- WORK TO BE COMPLETED: Repeat the data that follows, word for word, without the images.

(Stored items from a collection)
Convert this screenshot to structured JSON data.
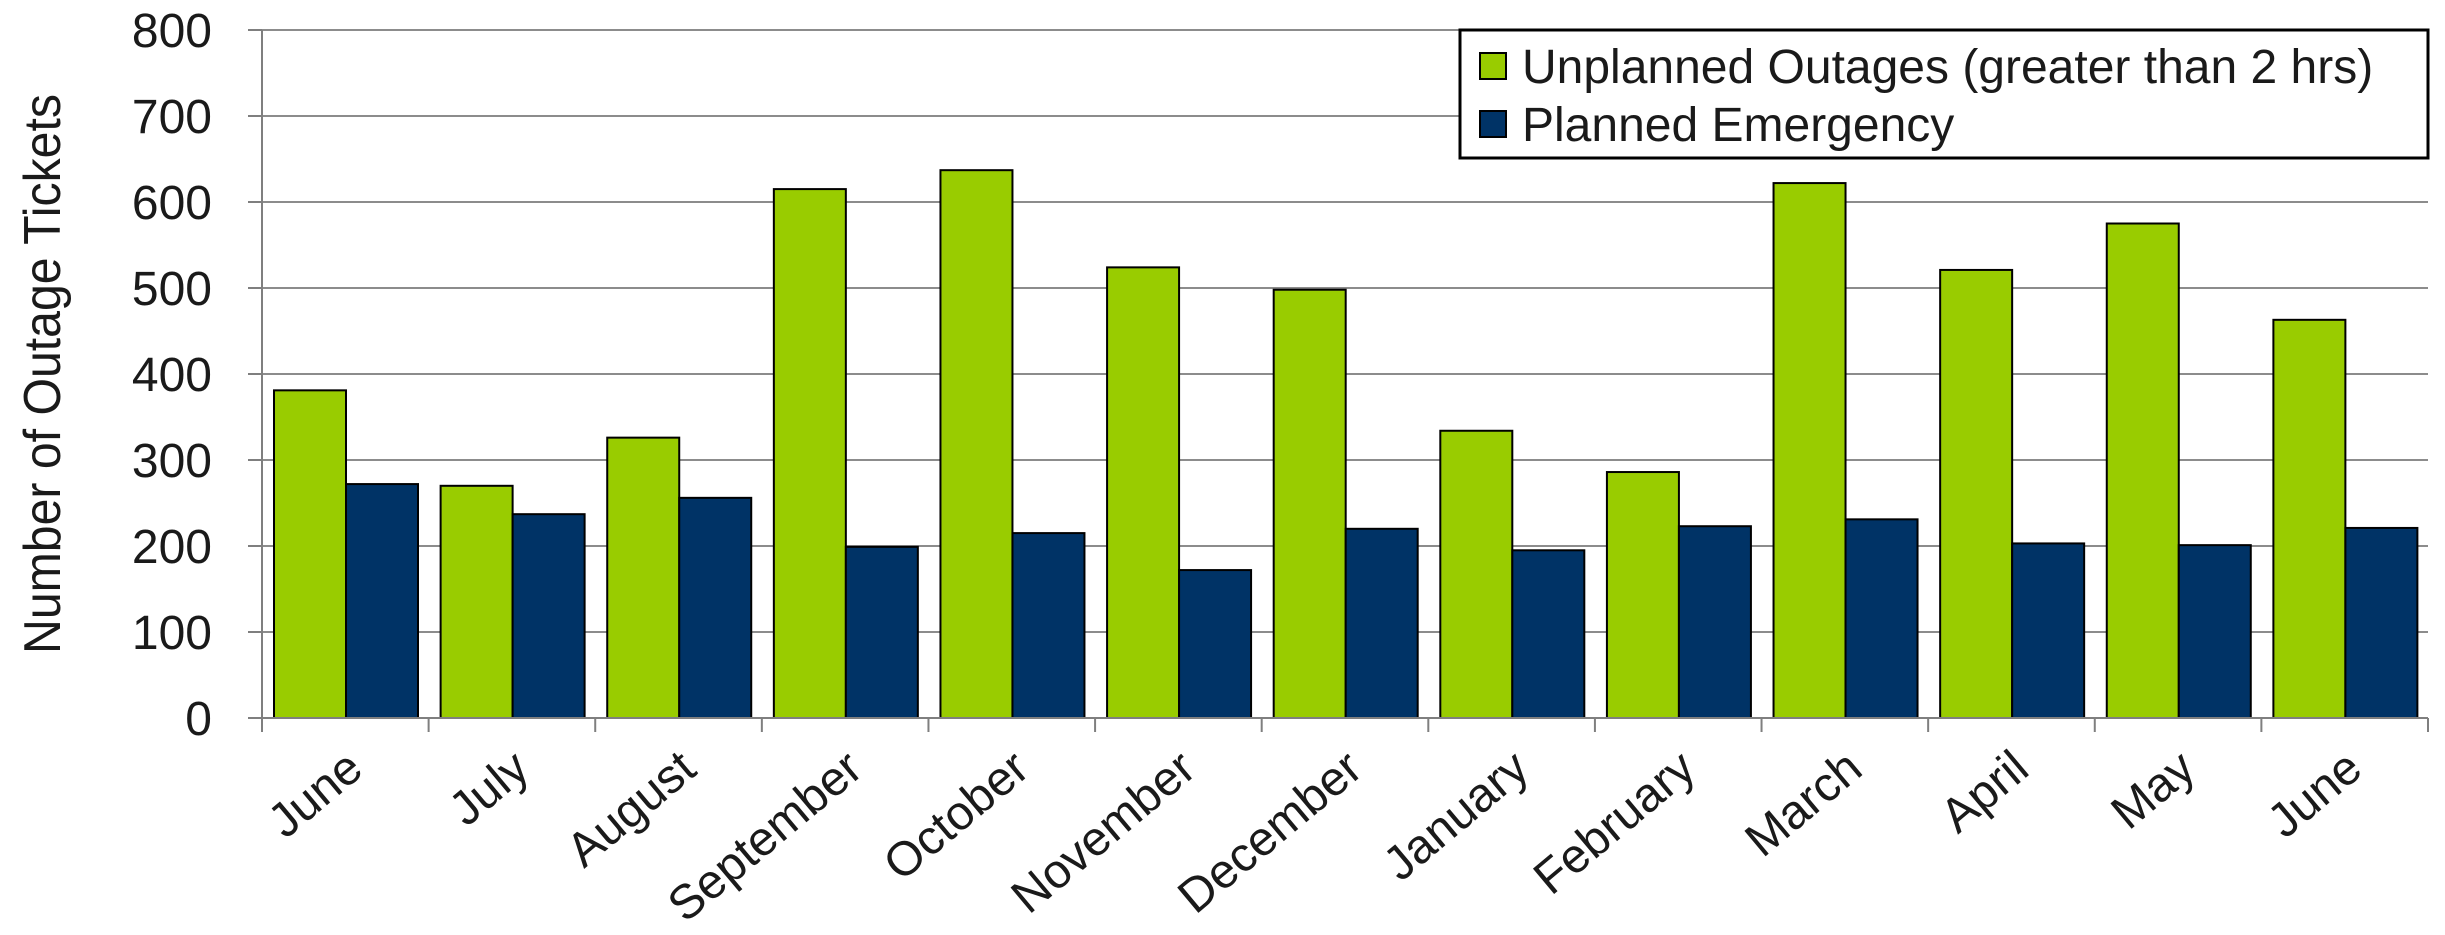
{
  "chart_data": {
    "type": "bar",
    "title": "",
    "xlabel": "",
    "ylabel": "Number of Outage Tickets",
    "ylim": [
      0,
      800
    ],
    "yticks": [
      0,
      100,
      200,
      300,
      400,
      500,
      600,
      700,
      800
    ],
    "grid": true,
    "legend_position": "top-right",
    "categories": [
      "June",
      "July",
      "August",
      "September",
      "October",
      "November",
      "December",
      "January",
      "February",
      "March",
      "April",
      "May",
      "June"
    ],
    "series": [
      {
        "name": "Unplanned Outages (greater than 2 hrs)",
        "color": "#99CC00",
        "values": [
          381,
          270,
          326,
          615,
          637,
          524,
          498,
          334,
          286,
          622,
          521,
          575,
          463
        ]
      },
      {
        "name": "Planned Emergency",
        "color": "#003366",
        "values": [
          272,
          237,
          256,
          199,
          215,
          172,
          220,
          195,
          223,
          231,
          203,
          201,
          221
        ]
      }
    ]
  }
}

- TASK RESPONSE:
Convert this screenshot to structured JSON data.
{
  "chart_data": {
    "type": "bar",
    "title": "",
    "xlabel": "",
    "ylabel": "Number of Outage Tickets",
    "ylim": [
      0,
      800
    ],
    "yticks": [
      0,
      100,
      200,
      300,
      400,
      500,
      600,
      700,
      800
    ],
    "grid": true,
    "legend_position": "top-right",
    "categories": [
      "June",
      "July",
      "August",
      "September",
      "October",
      "November",
      "December",
      "January",
      "February",
      "March",
      "April",
      "May",
      "June"
    ],
    "series": [
      {
        "name": "Unplanned Outages (greater than 2 hrs)",
        "color": "#99CC00",
        "values": [
          381,
          270,
          326,
          615,
          637,
          524,
          498,
          334,
          286,
          622,
          521,
          575,
          463
        ]
      },
      {
        "name": "Planned Emergency",
        "color": "#003366",
        "values": [
          272,
          237,
          256,
          199,
          215,
          172,
          220,
          195,
          223,
          231,
          203,
          201,
          221
        ]
      }
    ]
  }
}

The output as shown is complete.